** begin **

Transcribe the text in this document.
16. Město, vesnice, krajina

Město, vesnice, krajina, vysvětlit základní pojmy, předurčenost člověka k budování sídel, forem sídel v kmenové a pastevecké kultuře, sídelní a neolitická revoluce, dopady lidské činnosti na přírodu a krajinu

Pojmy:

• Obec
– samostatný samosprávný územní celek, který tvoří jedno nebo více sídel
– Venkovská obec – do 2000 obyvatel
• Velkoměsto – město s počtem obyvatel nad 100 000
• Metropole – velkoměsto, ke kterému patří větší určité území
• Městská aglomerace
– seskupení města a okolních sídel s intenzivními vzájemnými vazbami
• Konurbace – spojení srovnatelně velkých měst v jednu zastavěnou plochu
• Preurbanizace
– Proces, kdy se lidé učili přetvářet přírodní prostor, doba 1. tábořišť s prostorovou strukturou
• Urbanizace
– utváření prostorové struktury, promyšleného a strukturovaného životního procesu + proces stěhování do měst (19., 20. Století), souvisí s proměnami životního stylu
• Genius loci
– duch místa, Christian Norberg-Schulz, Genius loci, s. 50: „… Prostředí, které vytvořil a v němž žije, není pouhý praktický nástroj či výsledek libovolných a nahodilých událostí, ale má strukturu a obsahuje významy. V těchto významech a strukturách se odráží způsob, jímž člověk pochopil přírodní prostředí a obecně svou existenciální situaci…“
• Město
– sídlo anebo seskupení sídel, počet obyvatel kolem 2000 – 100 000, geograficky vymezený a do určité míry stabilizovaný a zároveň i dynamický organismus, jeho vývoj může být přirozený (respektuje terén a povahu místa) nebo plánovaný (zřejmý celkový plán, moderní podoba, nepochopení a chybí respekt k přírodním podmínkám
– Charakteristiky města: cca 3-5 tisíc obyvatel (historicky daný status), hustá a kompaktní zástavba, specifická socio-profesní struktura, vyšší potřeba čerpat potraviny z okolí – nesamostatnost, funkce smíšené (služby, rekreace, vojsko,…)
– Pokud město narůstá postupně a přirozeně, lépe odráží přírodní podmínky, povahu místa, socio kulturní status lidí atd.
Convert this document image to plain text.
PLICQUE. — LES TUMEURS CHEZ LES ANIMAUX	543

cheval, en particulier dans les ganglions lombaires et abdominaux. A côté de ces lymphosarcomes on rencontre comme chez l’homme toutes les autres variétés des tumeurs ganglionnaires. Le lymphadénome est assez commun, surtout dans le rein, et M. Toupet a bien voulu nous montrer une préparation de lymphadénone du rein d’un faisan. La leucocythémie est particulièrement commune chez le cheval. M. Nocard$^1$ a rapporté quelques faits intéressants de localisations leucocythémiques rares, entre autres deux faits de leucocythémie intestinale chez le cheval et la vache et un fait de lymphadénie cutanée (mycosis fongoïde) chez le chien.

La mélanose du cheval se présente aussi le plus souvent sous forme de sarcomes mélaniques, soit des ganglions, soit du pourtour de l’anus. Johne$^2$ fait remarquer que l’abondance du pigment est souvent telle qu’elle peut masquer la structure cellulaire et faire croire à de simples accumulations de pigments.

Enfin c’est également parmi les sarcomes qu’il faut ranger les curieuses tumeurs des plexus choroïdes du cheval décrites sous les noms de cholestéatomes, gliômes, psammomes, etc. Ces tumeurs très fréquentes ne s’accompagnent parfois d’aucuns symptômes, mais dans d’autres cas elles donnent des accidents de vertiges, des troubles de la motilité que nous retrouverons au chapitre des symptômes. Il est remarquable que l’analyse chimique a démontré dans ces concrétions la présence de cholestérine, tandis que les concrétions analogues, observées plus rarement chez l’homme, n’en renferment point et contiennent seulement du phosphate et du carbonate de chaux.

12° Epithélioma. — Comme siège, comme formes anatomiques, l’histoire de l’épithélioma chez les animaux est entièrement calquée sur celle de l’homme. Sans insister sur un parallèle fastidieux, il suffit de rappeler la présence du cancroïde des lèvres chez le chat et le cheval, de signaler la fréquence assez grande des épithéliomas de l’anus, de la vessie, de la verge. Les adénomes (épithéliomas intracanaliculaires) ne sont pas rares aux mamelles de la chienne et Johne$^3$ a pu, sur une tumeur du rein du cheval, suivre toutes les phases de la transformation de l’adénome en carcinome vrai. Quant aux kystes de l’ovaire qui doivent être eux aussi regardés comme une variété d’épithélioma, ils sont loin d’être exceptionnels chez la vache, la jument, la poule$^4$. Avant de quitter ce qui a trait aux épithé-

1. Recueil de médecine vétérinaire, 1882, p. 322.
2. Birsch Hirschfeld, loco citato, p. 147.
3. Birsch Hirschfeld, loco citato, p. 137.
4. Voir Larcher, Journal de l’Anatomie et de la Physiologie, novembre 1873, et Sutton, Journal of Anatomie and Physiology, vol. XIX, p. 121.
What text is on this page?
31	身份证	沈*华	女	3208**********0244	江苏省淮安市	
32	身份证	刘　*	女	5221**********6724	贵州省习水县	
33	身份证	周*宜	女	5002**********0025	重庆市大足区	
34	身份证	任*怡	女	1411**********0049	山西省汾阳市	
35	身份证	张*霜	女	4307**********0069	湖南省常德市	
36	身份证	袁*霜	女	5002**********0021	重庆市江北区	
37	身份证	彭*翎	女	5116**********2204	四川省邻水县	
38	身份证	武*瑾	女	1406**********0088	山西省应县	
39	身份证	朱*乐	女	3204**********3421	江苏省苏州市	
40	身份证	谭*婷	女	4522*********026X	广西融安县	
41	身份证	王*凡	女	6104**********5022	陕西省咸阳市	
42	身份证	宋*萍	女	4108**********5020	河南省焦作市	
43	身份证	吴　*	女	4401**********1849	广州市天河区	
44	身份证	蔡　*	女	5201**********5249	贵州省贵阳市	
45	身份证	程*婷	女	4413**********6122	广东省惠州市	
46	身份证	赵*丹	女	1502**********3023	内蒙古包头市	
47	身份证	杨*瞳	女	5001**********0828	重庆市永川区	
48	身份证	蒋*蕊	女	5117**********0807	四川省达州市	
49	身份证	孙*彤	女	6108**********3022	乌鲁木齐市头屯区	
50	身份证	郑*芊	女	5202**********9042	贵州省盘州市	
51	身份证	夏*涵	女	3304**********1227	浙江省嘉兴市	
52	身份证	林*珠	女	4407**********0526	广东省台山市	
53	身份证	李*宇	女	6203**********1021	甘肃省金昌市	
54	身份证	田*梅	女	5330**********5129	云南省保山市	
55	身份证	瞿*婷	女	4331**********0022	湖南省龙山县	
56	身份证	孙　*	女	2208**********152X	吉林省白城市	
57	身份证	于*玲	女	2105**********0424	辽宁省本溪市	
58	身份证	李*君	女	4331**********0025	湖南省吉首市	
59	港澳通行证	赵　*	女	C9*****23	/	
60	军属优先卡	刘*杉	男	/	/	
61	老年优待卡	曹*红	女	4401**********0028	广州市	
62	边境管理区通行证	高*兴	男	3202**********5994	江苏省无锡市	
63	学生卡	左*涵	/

** end **

# Goal
Exactly reproduce all of the entries above.

# Finished answer
Transcribe the text in this document.
16. Město, vesnice, krajina

Město, vesnice, krajina, vysvětlit základní pojmy, předurčenost člověka k budování sídel, forem sídel v kmenové a pastevecké kultuře, sídelní a neolitická revoluce, dopady lidské činnosti na přírodu a krajinu

Pojmy:

• Obec
– samostatný samosprávný územní celek, který tvoří jedno nebo více sídel
– Venkovská obec – do 2000 obyvatel
• Velkoměsto – město s počtem obyvatel nad 100 000
• Metropole – velkoměsto, ke kterému patří větší určité území
• Městská aglomerace
– seskupení města a okolních sídel s intenzivními vzájemnými vazbami
• Konurbace – spojení srovnatelně velkých měst v jednu zastavěnou plochu
• Preurbanizace
– Proces, kdy se lidé učili přetvářet přírodní prostor, doba 1. tábořišť s prostorovou strukturou
• Urbanizace
– utváření prostorové struktury, promyšleného a strukturovaného životního procesu + proces stěhování do měst (19., 20. Století), souvisí s proměnami životního stylu
• Genius loci
– duch místa, Christian Norberg-Schulz, Genius loci, s. 50: „… Prostředí, které vytvořil a v němž žije, není pouhý praktický nástroj či výsledek libovolných a nahodilých událostí, ale má strukturu a obsahuje významy. V těchto významech a strukturách se odráží způsob, jímž člověk pochopil přírodní prostředí a obecně svou existenciální situaci…“
• Město
– sídlo anebo seskupení sídel, počet obyvatel kolem 2000 – 100 000, geograficky vymezený a do určité míry stabilizovaný a zároveň i dynamický organismus, jeho vývoj může být přirozený (respektuje terén a povahu místa) nebo plánovaný (zřejmý celkový plán, moderní podoba, nepochopení a chybí respekt k přírodním podmínkám
– Charakteristiky města: cca 3-5 tisíc obyvatel (historicky daný status), hustá a kompaktní zástavba, specifická socio-profesní struktura, vyšší potřeba čerpat potraviny z okolí – nesamostatnost, funkce smíšené (služby, rekreace, vojsko,…)
– Pokud město narůstá postupně a přirozeně, lépe odráží přírodní podmínky, povahu místa, socio kulturní status lidí atd.
Convert this document image to plain text.
PLICQUE. — LES TUMEURS CHEZ LES ANIMAUX	543

cheval, en particulier dans les ganglions lombaires et abdominaux. A côté de ces lymphosarcomes on rencontre comme chez l’homme toutes les autres variétés des tumeurs ganglionnaires. Le lymphadénome est assez commun, surtout dans le rein, et M. Toupet a bien voulu nous montrer une préparation de lymphadénone du rein d’un faisan. La leucocythémie est particulièrement commune chez le cheval. M. Nocard$^1$ a rapporté quelques faits intéressants de localisations leucocythémiques rares, entre autres deux faits de leucocythémie intestinale chez le cheval et la vache et un fait de lymphadénie cutanée (mycosis fongoïde) chez le chien.

La mélanose du cheval se présente aussi le plus souvent sous forme de sarcomes mélaniques, soit des ganglions, soit du pourtour de l’anus. Johne$^2$ fait remarquer que l’abondance du pigment est souvent telle qu’elle peut masquer la structure cellulaire et faire croire à de simples accumulations de pigments.

Enfin c’est également parmi les sarcomes qu’il faut ranger les curieuses tumeurs des plexus choroïdes du cheval décrites sous les noms de cholestéatomes, gliômes, psammomes, etc. Ces tumeurs très fréquentes ne s’accompagnent parfois d’aucuns symptômes, mais dans d’autres cas elles donnent des accidents de vertiges, des troubles de la motilité que nous retrouverons au chapitre des symptômes. Il est remarquable que l’analyse chimique a démontré dans ces concrétions la présence de cholestérine, tandis que les concrétions analogues, observées plus rarement chez l’homme, n’en renferment point et contiennent seulement du phosphate et du carbonate de chaux.

12° Epithélioma. — Comme siège, comme formes anatomiques, l’histoire de l’épithélioma chez les animaux est entièrement calquée sur celle de l’homme. Sans insister sur un parallèle fastidieux, il suffit de rappeler la présence du cancroïde des lèvres chez le chat et le cheval, de signaler la fréquence assez grande des épithéliomas de l’anus, de la vessie, de la verge. Les adénomes (épithéliomas intracanaliculaires) ne sont pas rares aux mamelles de la chienne et Johne$^3$ a pu, sur une tumeur du rein du cheval, suivre toutes les phases de la transformation de l’adénome en carcinome vrai. Quant aux kystes de l’ovaire qui doivent être eux aussi regardés comme une variété d’épithélioma, ils sont loin d’être exceptionnels chez la vache, la jument, la poule$^4$. Avant de quitter ce qui a trait aux épithé-

1. Recueil de médecine vétérinaire, 1882, p. 322.
2. Birsch Hirschfeld, loco citato, p. 147.
3. Birsch Hirschfeld, loco citato, p. 137.
4. Voir Larcher, Journal de l’Anatomie et de la Physiologie, novembre 1873, et Sutton, Journal of Anatomie and Physiology, vol. XIX, p. 121.
What text is on this page?
31	身份证	沈*华	女	3208**********0244	江苏省淮安市	
32	身份证	刘　*	女	5221**********6724	贵州省习水县	
33	身份证	周*宜	女	5002**********0025	重庆市大足区	
34	身份证	任*怡	女	1411**********0049	山西省汾阳市	
35	身份证	张*霜	女	4307**********0069	湖南省常德市	
36	身份证	袁*霜	女	5002**********0021	重庆市江北区	
37	身份证	彭*翎	女	5116**********2204	四川省邻水县	
38	身份证	武*瑾	女	1406**********0088	山西省应县	
39	身份证	朱*乐	女	3204**********3421	江苏省苏州市	
40	身份证	谭*婷	女	4522*********026X	广西融安县	
41	身份证	王*凡	女	6104**********5022	陕西省咸阳市	
42	身份证	宋*萍	女	4108**********5020	河南省焦作市	
43	身份证	吴　*	女	4401**********1849	广州市天河区	
44	身份证	蔡　*	女	5201**********5249	贵州省贵阳市	
45	身份证	程*婷	女	4413**********6122	广东省惠州市	
46	身份证	赵*丹	女	1502**********3023	内蒙古包头市	
47	身份证	杨*瞳	女	5001**********0828	重庆市永川区	
48	身份证	蒋*蕊	女	5117**********0807	四川省达州市	
49	身份证	孙*彤	女	6108**********3022	乌鲁木齐市头屯区	
50	身份证	郑*芊	女	5202**********9042	贵州省盘州市	
51	身份证	夏*涵	女	3304**********1227	浙江省嘉兴市	
52	身份证	林*珠	女	4407**********0526	广东省台山市	
53	身份证	李*宇	女	6203**********1021	甘肃省金昌市	
54	身份证	田*梅	女	5330**********5129	云南省保山市	
55	身份证	瞿*婷	女	4331**********0022	湖南省龙山县	
56	身份证	孙　*	女	2208**********152X	吉林省白城市	
57	身份证	于*玲	女	2105**********0424	辽宁省本溪市	
58	身份证	李*君	女	4331**********0025	湖南省吉首市	
59	港澳通行证	赵　*	女	C9*****23	/	
60	军属优先卡	刘*杉	男	/	/	
61	老年优待卡	曹*红	女	4401**********0028	广州市	
62	边境管理区通行证	高*兴	男	3202**********5994	江苏省无锡市	
63	学生卡	左*涵	/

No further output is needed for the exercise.